--- What to produce ---
Search the material and gather each line with "Snowy" in it.

Figure dataset records:
----------------

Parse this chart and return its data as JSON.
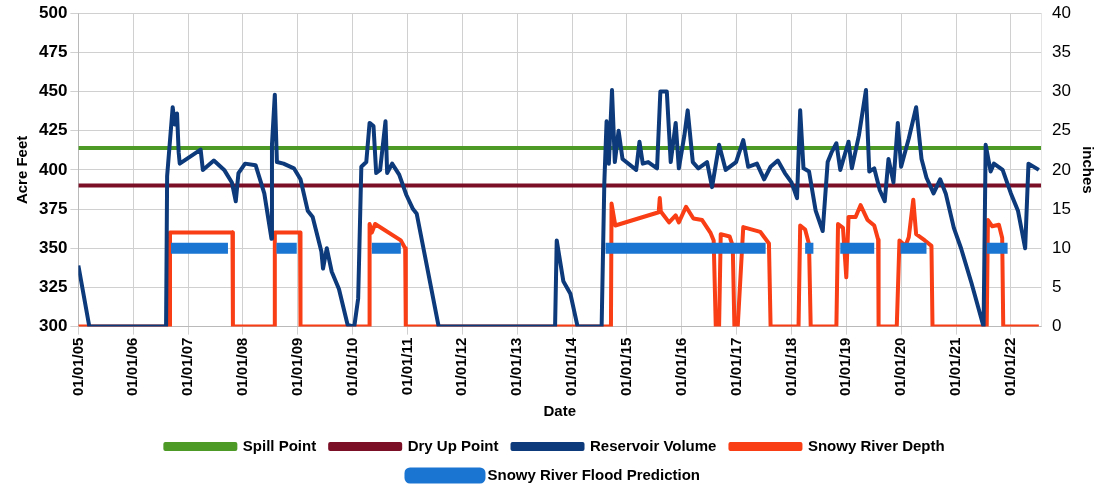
{
  "chart_data": {
    "type": "line",
    "xlabel": "Date",
    "ylabel": "Acre Feet",
    "y2label": "inches",
    "xlim": [
      "2005-01-01",
      "2022-07-21"
    ],
    "xticks": [
      {
        "value": "2005-01-01",
        "label": "01/01/05"
      },
      {
        "value": "2006-01-01",
        "label": "01/01/06"
      },
      {
        "value": "2007-01-01",
        "label": "01/01/07"
      },
      {
        "value": "2008-01-01",
        "label": "01/01/08"
      },
      {
        "value": "2009-01-01",
        "label": "01/01/09"
      },
      {
        "value": "2010-01-01",
        "label": "01/01/10"
      },
      {
        "value": "2011-01-01",
        "label": "01/01/11"
      },
      {
        "value": "2012-01-01",
        "label": "01/01/12"
      },
      {
        "value": "2013-01-01",
        "label": "01/01/13"
      },
      {
        "value": "2014-01-01",
        "label": "01/01/14"
      },
      {
        "value": "2015-01-01",
        "label": "01/01/15"
      },
      {
        "value": "2016-01-01",
        "label": "01/01/16"
      },
      {
        "value": "2017-01-01",
        "label": "01/01/17"
      },
      {
        "value": "2018-01-01",
        "label": "01/01/18"
      },
      {
        "value": "2019-01-01",
        "label": "01/01/19"
      },
      {
        "value": "2020-01-01",
        "label": "01/01/20"
      },
      {
        "value": "2021-01-01",
        "label": "01/01/21"
      },
      {
        "value": "2022-01-01",
        "label": "01/01/22"
      }
    ],
    "ylim": [
      300,
      500
    ],
    "yticks": [
      300,
      325,
      350,
      375,
      400,
      425,
      450,
      475,
      500
    ],
    "y2lim": [
      0,
      40
    ],
    "y2ticks": [
      0,
      5,
      10,
      15,
      20,
      25,
      30,
      35,
      40
    ],
    "grid": true,
    "legend": "bottom",
    "marker": "none",
    "line_style": "solid",
    "series": [
      {
        "name": "Spill Point",
        "color": "#4e9a27",
        "x": [
          "2005-01-01",
          "2022-07-21"
        ],
        "values": [
          414,
          414
        ]
      },
      {
        "name": "Dry Up Point",
        "color": "#7a0f26",
        "x": [
          "2005-01-01",
          "2022-07-21"
        ],
        "values": [
          390,
          390
        ]
      },
      {
        "name": "Reservoir Volume",
        "color": "#0d3a7a",
        "x": [
          "2005-01-01",
          "2005-03-15",
          "2006-08-08",
          "2006-08-15",
          "2006-09-21",
          "2006-10-05",
          "2006-10-20",
          "2006-10-31",
          "2006-11-07",
          "2007-03-26",
          "2007-04-10",
          "2007-06-22",
          "2007-08-30",
          "2007-10-20",
          "2007-11-15",
          "2007-12-03",
          "2008-01-16",
          "2008-03-26",
          "2008-05-23",
          "2008-07-10",
          "2008-07-13",
          "2008-08-01",
          "2008-08-15",
          "2008-09-28",
          "2008-12-06",
          "2009-01-19",
          "2009-03-08",
          "2009-04-10",
          "2009-06-07",
          "2009-06-18",
          "2009-07-13",
          "2009-08-15",
          "2009-10-02",
          "2009-11-29",
          "2010-01-12",
          "2010-02-07",
          "2010-02-28",
          "2010-04-02",
          "2010-04-24",
          "2010-05-20",
          "2010-06-07",
          "2010-07-03",
          "2010-08-08",
          "2010-08-19",
          "2010-09-21",
          "2010-11-07",
          "2010-12-25",
          "2011-02-07",
          "2011-03-04",
          "2011-07-28",
          "2013-09-10",
          "2013-09-21",
          "2013-11-04",
          "2013-12-21",
          "2014-02-07",
          "2014-07-17",
          "2014-08-04",
          "2014-08-19",
          "2014-09-03",
          "2014-09-24",
          "2014-10-13",
          "2014-11-07",
          "2014-12-03",
          "2015-03-04",
          "2015-03-26",
          "2015-04-17",
          "2015-05-23",
          "2015-07-21",
          "2015-08-12",
          "2015-09-24",
          "2015-10-20",
          "2015-11-22",
          "2015-12-13",
          "2016-01-19",
          "2016-02-10",
          "2016-03-15",
          "2016-04-21",
          "2016-06-18",
          "2016-07-21",
          "2016-09-06",
          "2016-10-20",
          "2016-12-28",
          "2017-02-14",
          "2017-03-19",
          "2017-05-16",
          "2017-07-03",
          "2017-08-15",
          "2017-10-02",
          "2017-11-18",
          "2018-01-01",
          "2018-02-07",
          "2018-02-28",
          "2018-03-22",
          "2018-04-28",
          "2018-06-11",
          "2018-07-28",
          "2018-08-30",
          "2018-09-24",
          "2018-10-27",
          "2018-11-22",
          "2019-01-16",
          "2019-02-07",
          "2019-03-26",
          "2019-05-12",
          "2019-06-03",
          "2019-07-06",
          "2019-08-12",
          "2019-09-14",
          "2019-10-09",
          "2019-11-11",
          "2019-12-10",
          "2020-01-01",
          "2020-02-21",
          "2020-04-10",
          "2020-05-16",
          "2020-06-18",
          "2020-08-04",
          "2020-09-17",
          "2020-10-24",
          "2020-12-17",
          "2021-02-03",
          "2021-04-13",
          "2021-07-03",
          "2021-07-17",
          "2021-08-19",
          "2021-09-10",
          "2021-11-07",
          "2022-01-01",
          "2022-02-17",
          "2022-04-06",
          "2022-04-28",
          "2022-07-06"
        ],
        "values": [
          339,
          300,
          300,
          396,
          440,
          429,
          436,
          411,
          404,
          413,
          400,
          406,
          400,
          392,
          380,
          398,
          404,
          403,
          385,
          356,
          416,
          448,
          405,
          404,
          401,
          394,
          374,
          370,
          348,
          337,
          350,
          335,
          324,
          301,
          300,
          318,
          402,
          405,
          430,
          428,
          398,
          400,
          431,
          398,
          404,
          397,
          384,
          375,
          372,
          300,
          300,
          355,
          329,
          321,
          300,
          300,
          392,
          431,
          404,
          451,
          405,
          425,
          407,
          400,
          418,
          404,
          405,
          401,
          450,
          450,
          405,
          430,
          401,
          422,
          438,
          405,
          401,
          405,
          389,
          416,
          400,
          405,
          419,
          402,
          404,
          394,
          402,
          406,
          398,
          392,
          382,
          438,
          401,
          399,
          374,
          361,
          405,
          411,
          417,
          400,
          418,
          401,
          422,
          451,
          399,
          401,
          387,
          380,
          407,
          392,
          430,
          402,
          420,
          440,
          407,
          395,
          385,
          394,
          385,
          363,
          350,
          328,
          300,
          416,
          399,
          404,
          400,
          385,
          374,
          350,
          404,
          400
        ]
      },
      {
        "name": "Snowy River Depth",
        "color": "#f93d14",
        "axis": "y2",
        "x": [
          "2005-01-01",
          "2006-08-30",
          "2006-09-03",
          "2007-10-24",
          "2007-10-27",
          "2008-07-28",
          "2008-08-01",
          "2009-01-16",
          "2009-01-19",
          "2010-04-21",
          "2010-04-24",
          "2010-05-09",
          "2010-05-31",
          "2010-11-18",
          "2010-12-17",
          "2010-12-21",
          "2014-09-17",
          "2014-09-21",
          "2014-10-16",
          "2015-08-01",
          "2015-08-08",
          "2015-08-15",
          "2015-10-09",
          "2015-11-22",
          "2015-12-13",
          "2016-01-30",
          "2016-03-19",
          "2016-05-16",
          "2016-07-10",
          "2016-08-01",
          "2016-08-15",
          "2016-09-06",
          "2016-09-17",
          "2016-11-15",
          "2016-12-06",
          "2016-12-17",
          "2017-01-08",
          "2017-02-14",
          "2017-06-07",
          "2017-08-04",
          "2017-08-15",
          "2018-02-17",
          "2018-02-28",
          "2018-04-02",
          "2018-04-28",
          "2018-05-09",
          "2018-10-27",
          "2018-11-07",
          "2018-12-10",
          "2019-01-01",
          "2019-01-16",
          "2019-03-04",
          "2019-04-06",
          "2019-05-23",
          "2019-07-06",
          "2019-08-01",
          "2019-08-04",
          "2019-12-03",
          "2019-12-21",
          "2020-01-30",
          "2020-02-21",
          "2020-03-22",
          "2020-04-10",
          "2020-06-07",
          "2020-07-21",
          "2020-07-28",
          "2021-07-24",
          "2021-08-01",
          "2021-08-30",
          "2021-10-13",
          "2021-11-04",
          "2021-11-11",
          "2022-07-06"
        ],
        "values": [
          0,
          0,
          12,
          12,
          0,
          0,
          12,
          12,
          0,
          0,
          13.1,
          12,
          13.1,
          11,
          10,
          0,
          0,
          15.7,
          12.9,
          14.6,
          16.4,
          14.7,
          13.3,
          14.2,
          13.3,
          15.3,
          13.8,
          13.6,
          12,
          11,
          0,
          0,
          11.8,
          11.5,
          10.3,
          0,
          0,
          12.7,
          12.1,
          10.6,
          0,
          0,
          12.9,
          12.4,
          10.5,
          0,
          0,
          13.1,
          12.6,
          6.3,
          14,
          14,
          15.5,
          13.6,
          12.9,
          11.1,
          0,
          0,
          11,
          10.3,
          11.4,
          16.2,
          11.8,
          11,
          10.3,
          0,
          0,
          13.6,
          12.8,
          13,
          11.3,
          0,
          0
        ]
      },
      {
        "name": "Snowy River Flood Prediction",
        "color": "#1a74d1",
        "axis": "y2",
        "x": [
          "2006-09-10",
          "2007-09-24",
          "2008-03-15",
          "2008-08-12",
          "2008-12-25",
          "2009-07-03",
          "2010-05-09",
          "2010-11-18",
          "2012-07-03",
          "2014-08-12",
          "2017-07-13",
          "2017-11-26",
          "2018-04-02",
          "2018-05-27",
          "2018-08-08",
          "2018-11-22",
          "2019-07-06",
          "2019-10-20",
          "2019-12-28",
          "2020-06-18",
          "2021-01-01",
          "2021-07-24",
          "2021-12-10"
        ],
        "values": [
          10,
          10,
          null,
          10,
          10,
          null,
          10,
          10,
          null,
          10,
          10,
          null,
          10,
          10,
          null,
          10,
          10,
          null,
          10,
          10,
          null,
          10,
          10
        ]
      }
    ]
  }
}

----------------

--- Expected answer ---
        "name": "Snowy River Depth",
        "name": "Snowy River Flood Prediction",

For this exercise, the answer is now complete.